WRITTEN INSTRUCTION: Type out the data exactly as given. Skip any image.

MATERIAL:
══════

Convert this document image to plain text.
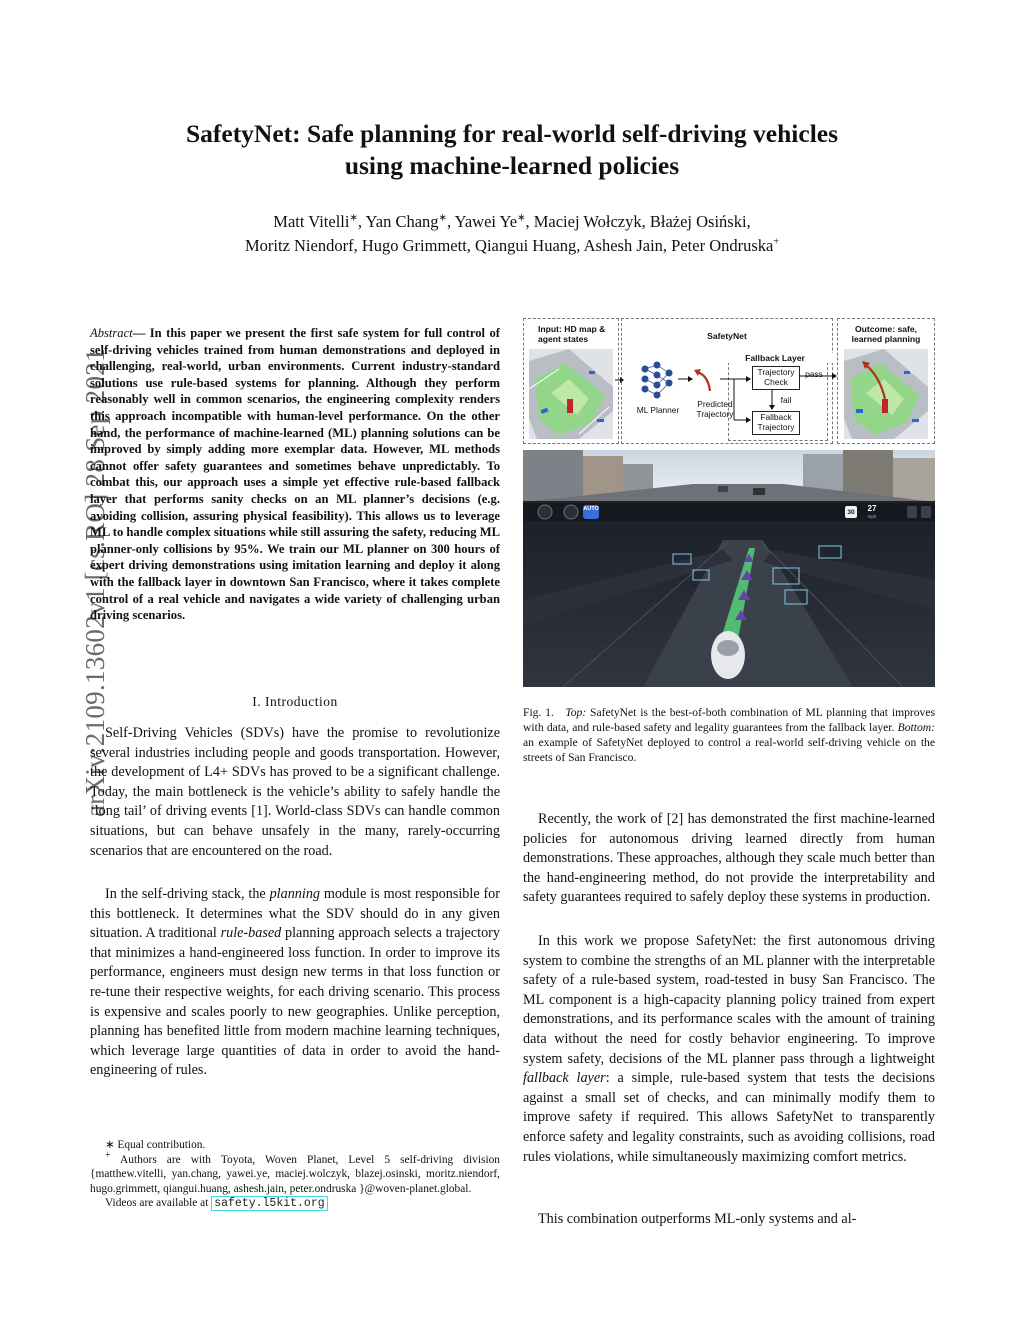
SafetyNet: Safe planning for real-world self-driving vehicles
using machine-learned policies
Matt Vitelli∗, Yan Chang∗, Yawei Ye∗, Maciej Wołczyk, Błażej Osiński,
Moritz Niendorf, Hugo Grimmett, Qiangui Huang, Ashesh Jain, Peter Ondruska+
arXiv:2109.13602v1 [cs.RO] 28 Sep 2021
Abstract— In this paper we present the first safe system for full control of self-driving vehicles trained from human demonstrations and deployed in challenging, real-world, urban environments. Current industry-standard solutions use rule-based systems for planning. Although they perform reasonably well in common scenarios, the engineering complexity renders this approach incompatible with human-level performance. On the other hand, the performance of machine-learned (ML) planning solutions can be improved by simply adding more exemplar data. However, ML methods cannot offer safety guarantees and sometimes behave unpredictably. To combat this, our approach uses a simple yet effective rule-based fallback layer that performs sanity checks on an ML planner’s decisions (e.g. avoiding collision, assuring physical feasibility). This allows us to leverage ML to handle complex situations while still assuring the safety, reducing ML planner-only collisions by 95%. We train our ML planner on 300 hours of expert driving demonstrations using imitation learning and deploy it along with the fallback layer in downtown San Francisco, where it takes complete control of a real vehicle and navigates a wide variety of challenging urban driving scenarios.
I. Introduction
Self-Driving Vehicles (SDVs) have the promise to revolutionize several industries including people and goods transportation. However, the development of L4+ SDVs has proved to be a significant challenge. Today, the main bottleneck is the vehicle’s ability to safely handle the ‘long tail’ of driving events [1]. World-class SDVs can handle common situations, but can behave unsafely in the many, rarely-occurring scenarios that are encountered on the road.
In the self-driving stack, the planning module is most responsible for this bottleneck. It determines what the SDV should do in any given situation. A traditional rule-based planning approach selects a trajectory that minimizes a hand-engineered loss function. In order to improve its performance, engineers must design new terms in that loss function or re-tune their respective weights, for each driving scenario. This process is expensive and scales poorly to new geographies. Unlike perception, planning has benefited little from modern machine learning techniques, which leverage large quantities of data in order to avoid the hand-engineering of rules.
∗ Equal contribution.
+ Authors are with Toyota, Woven Planet, Level 5 self-driving division {matthew.vitelli, yan.chang, yawei.ye, maciej.wolczyk, blazej.osinski, moritz.niendorf, hugo.grimmett, qiangui.huang, ashesh.jain, peter.ondruska }@woven-planet.global.
Videos are available at safety.l5kit.org
Input: HD map & agent states	SafetyNet
Fallback Layer
ML Planner
Predicted Trajectory
Trajectory Check
pass
fail
Fallback Trajectory
Outcome: safe, learned planning
AUTO	30	27
mph
Fig. 1. Top: SafetyNet is the best-of-both combination of ML planning that improves with data, and rule-based safety and legality guarantees from the fallback layer. Bottom: an example of SafetyNet deployed to control a real-world self-driving vehicle on the streets of San Francisco.
Recently, the work of [2] has demonstrated the first machine-learned policies for autonomous driving learned directly from human demonstrations. These approaches, although they scale much better than the hand-engineering method, do not provide the interpretability and safety guarantees required to safely deploy these systems in production.
In this work we propose SafetyNet: the first autonomous driving system to combine the strengths of an ML planner with the interpretable safety of a rule-based system, road-tested in busy San Francisco. The ML component is a high-capacity planning policy trained from expert demonstrations, and its performance scales with the amount of training data without the need for costly behavior engineering. To improve system safety, decisions of the ML planner pass through a lightweight fallback layer: a simple, rule-based system that tests the decisions against a small set of checks, and can minimally modify them to improve safety if required. This allows SafetyNet to transparently enforce safety and legality constraints, such as avoiding collisions, road rules violations, while simultaneously maximizing comfort metrics.
This combination outperforms ML-only systems and al-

══════

FULL RESPONSE:
Convert this document image to plain text.
SafetyNet: Safe planning for real-world self-driving vehicles
using machine-learned policies
Matt Vitelli∗, Yan Chang∗, Yawei Ye∗, Maciej Wołczyk, Błażej Osiński,
Moritz Niendorf, Hugo Grimmett, Qiangui Huang, Ashesh Jain, Peter Ondruska+
arXiv:2109.13602v1 [cs.RO] 28 Sep 2021
Abstract— In this paper we present the first safe system for full control of self-driving vehicles trained from human demonstrations and deployed in challenging, real-world, urban environments. Current industry-standard solutions use rule-based systems for planning. Although they perform reasonably well in common scenarios, the engineering complexity renders this approach incompatible with human-level performance. On the other hand, the performance of machine-learned (ML) planning solutions can be improved by simply adding more exemplar data. However, ML methods cannot offer safety guarantees and sometimes behave unpredictably. To combat this, our approach uses a simple yet effective rule-based fallback layer that performs sanity checks on an ML planner’s decisions (e.g. avoiding collision, assuring physical feasibility). This allows us to leverage ML to handle complex situations while still assuring the safety, reducing ML planner-only collisions by 95%. We train our ML planner on 300 hours of expert driving demonstrations using imitation learning and deploy it along with the fallback layer in downtown San Francisco, where it takes complete control of a real vehicle and navigates a wide variety of challenging urban driving scenarios.
I. Introduction
Self-Driving Vehicles (SDVs) have the promise to revolutionize several industries including people and goods transportation. However, the development of L4+ SDVs has proved to be a significant challenge. Today, the main bottleneck is the vehicle’s ability to safely handle the ‘long tail’ of driving events [1]. World-class SDVs can handle common situations, but can behave unsafely in the many, rarely-occurring scenarios that are encountered on the road.
In the self-driving stack, the planning module is most responsible for this bottleneck. It determines what the SDV should do in any given situation. A traditional rule-based planning approach selects a trajectory that minimizes a hand-engineered loss function. In order to improve its performance, engineers must design new terms in that loss function or re-tune their respective weights, for each driving scenario. This process is expensive and scales poorly to new geographies. Unlike perception, planning has benefited little from modern machine learning techniques, which leverage large quantities of data in order to avoid the hand-engineering of rules.
∗ Equal contribution.
+ Authors are with Toyota, Woven Planet, Level 5 self-driving division {matthew.vitelli, yan.chang, yawei.ye, maciej.wolczyk, blazej.osinski, moritz.niendorf, hugo.grimmett, qiangui.huang, ashesh.jain, peter.ondruska }@woven-planet.global.
Videos are available at safety.l5kit.org
Input: HD map & agent states	SafetyNet
Fallback Layer
ML Planner
Predicted Trajectory
Trajectory Check
pass
fail
Fallback Trajectory
Outcome: safe, learned planning
AUTO	30	27
mph
Fig. 1. Top: SafetyNet is the best-of-both combination of ML planning that improves with data, and rule-based safety and legality guarantees from the fallback layer. Bottom: an example of SafetyNet deployed to control a real-world self-driving vehicle on the streets of San Francisco.
Recently, the work of [2] has demonstrated the first machine-learned policies for autonomous driving learned directly from human demonstrations. These approaches, although they scale much better than the hand-engineering method, do not provide the interpretability and safety guarantees required to safely deploy these systems in production.
In this work we propose SafetyNet: the first autonomous driving system to combine the strengths of an ML planner with the interpretable safety of a rule-based system, road-tested in busy San Francisco. The ML component is a high-capacity planning policy trained from expert demonstrations, and its performance scales with the amount of training data without the need for costly behavior engineering. To improve system safety, decisions of the ML planner pass through a lightweight fallback layer: a simple, rule-based system that tests the decisions against a small set of checks, and can minimally modify them to improve safety if required. This allows SafetyNet to transparently enforce safety and legality constraints, such as avoiding collisions, road rules violations, while simultaneously maximizing comfort metrics.
This combination outperforms ML-only systems and al-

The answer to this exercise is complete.